**Page extract**
────────────────────────────────────────

April 26, 2017 (JUBA) – The Joint Monitoring and Evaluation Commission (JMEC), a body tasked to oversee the implementation of the peace agreement signed in South Sudan, has admitted for the first time that the lack of respect to the permanent ceasefire is a “crisis within a crisis” exacerbating hunger in the country.

Botswana's former president Festus Mogae (Photo File AFP)
Botswana’s former president Festus Mogae (Photo File AFP)
Festus Mogae, the JMEC Chairperson and former Botswana President said on Wednesday that the situation was getting desperate each day.

“Security is the cornerstone upon which we build economic and social confidence. This no longer exists, confidence has evaporated, commerce is seizing up, prices are escalating and as a result we now face a crisis of hunger that is undermining all our efforts to make peace,” said Mogae, in a speech at the JMEC plenary meeting which was attended by government officials and representatives of the international community who are guarantor to the peace agreement.

The peace chapter on security collapsed in July 2016 following the resumption of clashes between forces loyal to President Salva Kiir and his former First Vice President Riek Machar, who is also the leader of the armed Sudan People’s Liberation movement In Opposition (SPLM-IO).

Machar fled Juba and is now exiled in South Africa. Since he has since been replaced by Taban Deng Gai. But the latter has failed to control the SPLM-IO forces and war has continued in many parts of the country.

Critics pointed out that there can be no peace implementation without respecting the permanent ceasefire by all forces. The JMEC insisted that the peace agreement holds, despite the war.

The head of the regional monitoring body has further accused the leaders on both sides of not doing enough to stop the conflict.

“Violence and conflict on this level are either centrally directed or locally orchestrated. I fear it is now time to acknowledge that, across the board, among all armed forces and armed groups, central structures of command and control appear to have broken down,” he said.

The former Botswana leader decried the deteriorating economic situation by highlighting the suffering mothers who face a daily “struggle with inflation”, which he attribute to the lack of peace.

“Insecurity creates food shortages, which in turn drives inflation that in turn results in hunger. A hungry man is an angry man and angry men do not make peace,” he said.

Mogae fell short to declare the peace agreement a failure.

────────────────────────────────────────

**Data segment**
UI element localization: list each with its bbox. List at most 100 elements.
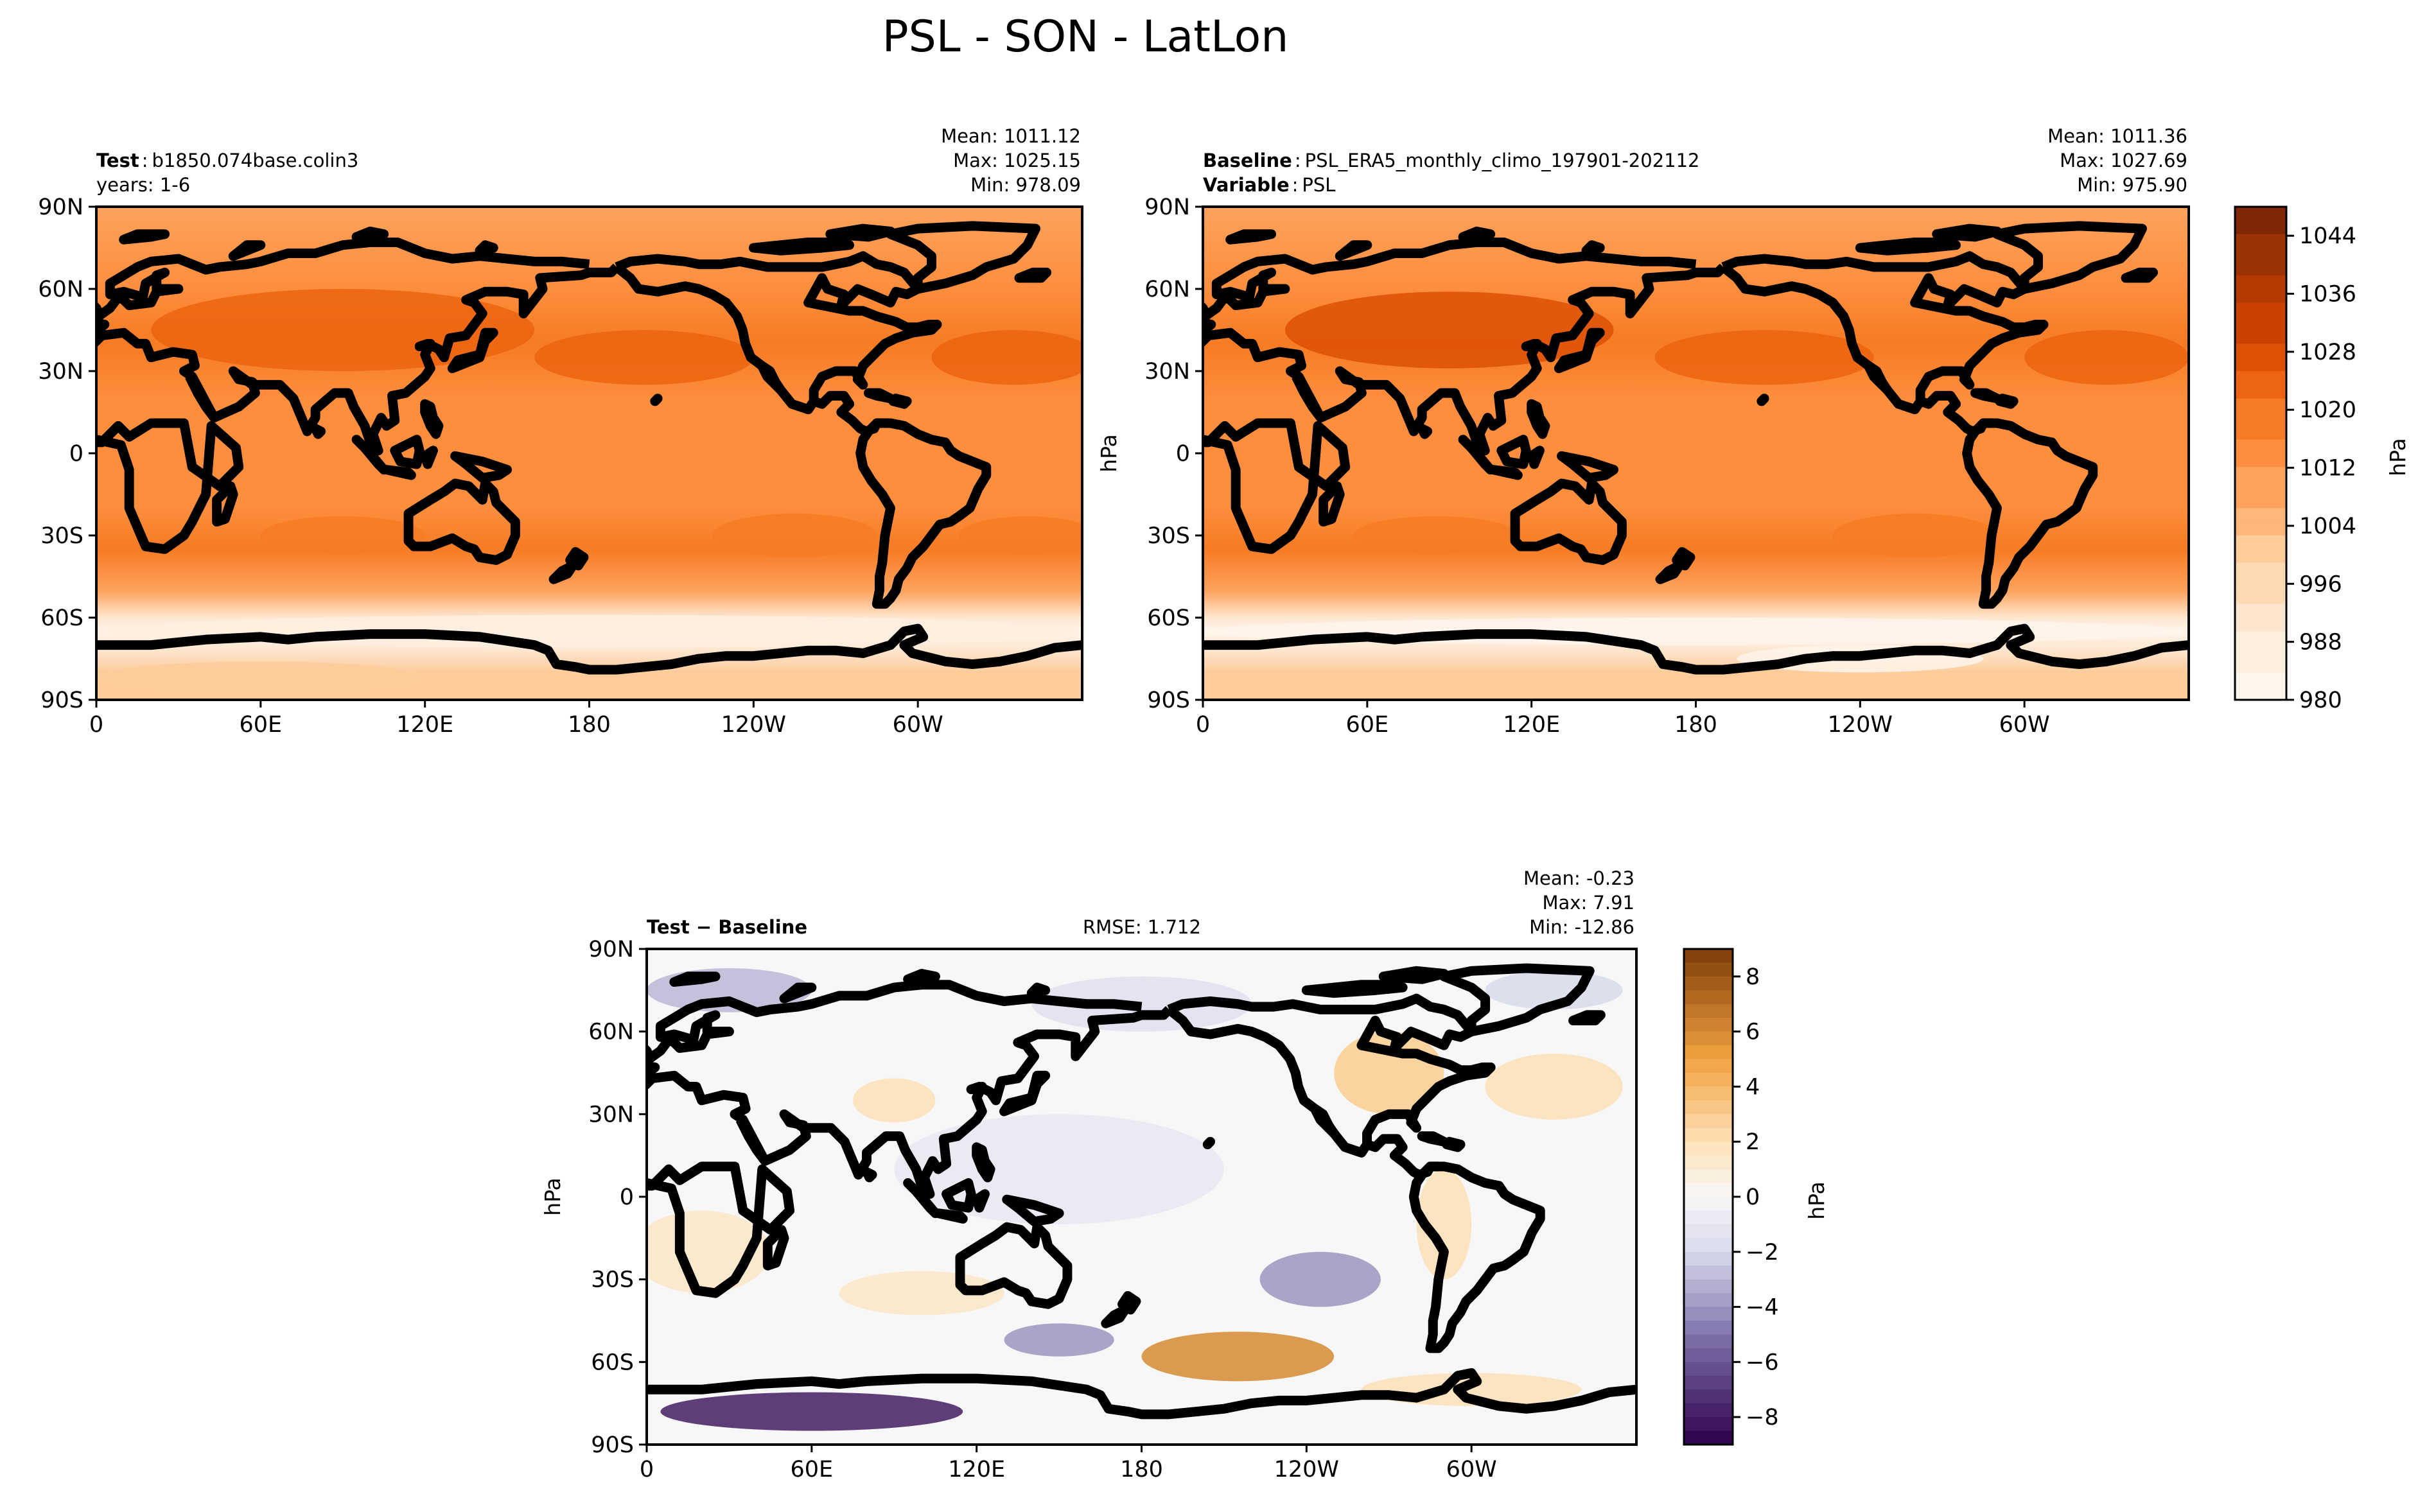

────────────────────────────────────────

**Directions**
Please list every person named in the article on South Sudan's ceasefire. You don't need the lines for this.

**Final result**
- Festus Mogae
- Salva Kiir
- Riek Machar
- Taban Deng Gai